▸ STATED PROBLEM:
Which of the lines below contain the word `ticks`, counting only matches with the same uppercase and lowercase letters? Copy each of those lines in full.

--------------------

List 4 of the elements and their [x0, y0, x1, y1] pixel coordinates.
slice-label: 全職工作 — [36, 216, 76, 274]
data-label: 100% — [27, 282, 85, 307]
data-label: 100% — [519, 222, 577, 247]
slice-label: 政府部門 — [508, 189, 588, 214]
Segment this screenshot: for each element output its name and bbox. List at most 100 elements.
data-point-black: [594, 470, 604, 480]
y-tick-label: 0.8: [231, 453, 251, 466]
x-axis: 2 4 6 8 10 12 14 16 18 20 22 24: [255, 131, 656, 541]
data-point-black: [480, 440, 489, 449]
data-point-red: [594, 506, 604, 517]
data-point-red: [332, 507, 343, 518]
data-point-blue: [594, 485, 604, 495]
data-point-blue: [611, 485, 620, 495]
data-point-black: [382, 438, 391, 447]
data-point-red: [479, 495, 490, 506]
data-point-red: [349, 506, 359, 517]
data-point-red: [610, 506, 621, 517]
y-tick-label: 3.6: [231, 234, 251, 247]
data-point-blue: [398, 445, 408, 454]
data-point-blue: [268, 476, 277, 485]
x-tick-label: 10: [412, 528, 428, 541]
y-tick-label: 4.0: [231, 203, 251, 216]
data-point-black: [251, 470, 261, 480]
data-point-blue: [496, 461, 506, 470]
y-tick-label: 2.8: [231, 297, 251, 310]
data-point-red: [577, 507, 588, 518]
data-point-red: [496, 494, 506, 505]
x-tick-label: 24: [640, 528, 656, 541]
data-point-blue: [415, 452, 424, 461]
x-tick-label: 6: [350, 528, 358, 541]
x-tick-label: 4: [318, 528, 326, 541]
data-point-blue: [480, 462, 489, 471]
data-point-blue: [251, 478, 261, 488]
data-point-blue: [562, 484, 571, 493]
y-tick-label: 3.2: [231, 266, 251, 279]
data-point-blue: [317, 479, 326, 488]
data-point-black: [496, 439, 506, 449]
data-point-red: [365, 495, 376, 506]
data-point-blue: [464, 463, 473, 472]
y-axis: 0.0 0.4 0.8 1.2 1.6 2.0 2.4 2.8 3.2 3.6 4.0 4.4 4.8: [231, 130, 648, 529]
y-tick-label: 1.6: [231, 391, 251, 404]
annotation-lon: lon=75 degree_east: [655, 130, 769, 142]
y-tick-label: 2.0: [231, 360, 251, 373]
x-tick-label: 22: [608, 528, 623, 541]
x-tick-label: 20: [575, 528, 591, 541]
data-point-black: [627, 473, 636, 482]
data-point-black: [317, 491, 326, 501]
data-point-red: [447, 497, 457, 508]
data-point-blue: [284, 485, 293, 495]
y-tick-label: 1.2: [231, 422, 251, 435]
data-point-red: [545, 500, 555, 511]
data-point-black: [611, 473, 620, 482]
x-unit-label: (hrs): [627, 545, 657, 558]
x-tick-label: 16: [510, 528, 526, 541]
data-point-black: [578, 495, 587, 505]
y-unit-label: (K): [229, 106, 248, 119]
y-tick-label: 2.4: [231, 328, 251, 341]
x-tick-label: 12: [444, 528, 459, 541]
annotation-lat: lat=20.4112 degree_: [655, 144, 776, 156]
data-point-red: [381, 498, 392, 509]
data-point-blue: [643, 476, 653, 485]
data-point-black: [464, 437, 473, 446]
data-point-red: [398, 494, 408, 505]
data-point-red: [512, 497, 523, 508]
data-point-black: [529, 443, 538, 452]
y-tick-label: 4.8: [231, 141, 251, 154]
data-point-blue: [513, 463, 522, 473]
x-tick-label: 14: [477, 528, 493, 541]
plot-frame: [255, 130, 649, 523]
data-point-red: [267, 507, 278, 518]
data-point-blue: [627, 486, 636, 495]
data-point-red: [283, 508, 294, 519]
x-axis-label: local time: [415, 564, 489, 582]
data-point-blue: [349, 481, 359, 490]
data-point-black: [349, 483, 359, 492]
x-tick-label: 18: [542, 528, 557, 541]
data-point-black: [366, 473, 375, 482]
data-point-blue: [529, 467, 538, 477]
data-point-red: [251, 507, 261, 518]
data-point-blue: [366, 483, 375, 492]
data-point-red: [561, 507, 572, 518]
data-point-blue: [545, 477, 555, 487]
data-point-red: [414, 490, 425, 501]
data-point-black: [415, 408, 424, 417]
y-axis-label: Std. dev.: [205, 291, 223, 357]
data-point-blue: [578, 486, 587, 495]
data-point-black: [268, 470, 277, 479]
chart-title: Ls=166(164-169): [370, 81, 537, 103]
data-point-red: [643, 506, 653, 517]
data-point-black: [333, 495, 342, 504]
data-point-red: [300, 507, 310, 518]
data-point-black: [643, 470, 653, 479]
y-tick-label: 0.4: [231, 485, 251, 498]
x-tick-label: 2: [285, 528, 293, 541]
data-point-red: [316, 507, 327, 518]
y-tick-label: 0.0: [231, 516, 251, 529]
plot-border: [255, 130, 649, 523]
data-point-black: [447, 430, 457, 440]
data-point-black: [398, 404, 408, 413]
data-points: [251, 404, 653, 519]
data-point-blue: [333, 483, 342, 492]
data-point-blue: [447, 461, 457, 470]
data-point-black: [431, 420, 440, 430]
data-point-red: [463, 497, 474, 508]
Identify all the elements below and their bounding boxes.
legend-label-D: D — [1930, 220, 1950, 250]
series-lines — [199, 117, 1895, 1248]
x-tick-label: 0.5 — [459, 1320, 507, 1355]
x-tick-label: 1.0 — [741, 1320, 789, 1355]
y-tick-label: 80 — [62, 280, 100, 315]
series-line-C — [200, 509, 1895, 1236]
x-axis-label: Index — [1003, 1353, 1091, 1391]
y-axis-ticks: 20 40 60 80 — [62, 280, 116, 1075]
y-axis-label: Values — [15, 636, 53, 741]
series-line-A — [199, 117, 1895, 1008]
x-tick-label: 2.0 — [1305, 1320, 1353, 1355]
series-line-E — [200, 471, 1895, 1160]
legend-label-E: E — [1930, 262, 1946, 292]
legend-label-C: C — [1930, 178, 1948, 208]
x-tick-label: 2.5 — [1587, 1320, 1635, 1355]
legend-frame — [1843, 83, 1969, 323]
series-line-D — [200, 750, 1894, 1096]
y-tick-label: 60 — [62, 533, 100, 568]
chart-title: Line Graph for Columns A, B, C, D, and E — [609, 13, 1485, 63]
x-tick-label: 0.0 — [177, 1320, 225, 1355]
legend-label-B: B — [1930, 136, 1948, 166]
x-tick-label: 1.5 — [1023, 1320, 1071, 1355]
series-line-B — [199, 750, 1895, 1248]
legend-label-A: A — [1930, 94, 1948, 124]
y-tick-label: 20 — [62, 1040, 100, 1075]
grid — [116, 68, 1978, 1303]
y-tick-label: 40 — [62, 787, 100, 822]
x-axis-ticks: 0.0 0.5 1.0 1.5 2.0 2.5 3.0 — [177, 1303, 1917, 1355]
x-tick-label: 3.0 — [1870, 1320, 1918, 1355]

--------------------

▸ EXERCISE OUTPUT:
y-axis-ticks: 20 40 60 80 — [62, 280, 116, 1075]
x-axis-ticks: 0.0 0.5 1.0 1.5 2.0 2.5 3.0 — [177, 1303, 1917, 1355]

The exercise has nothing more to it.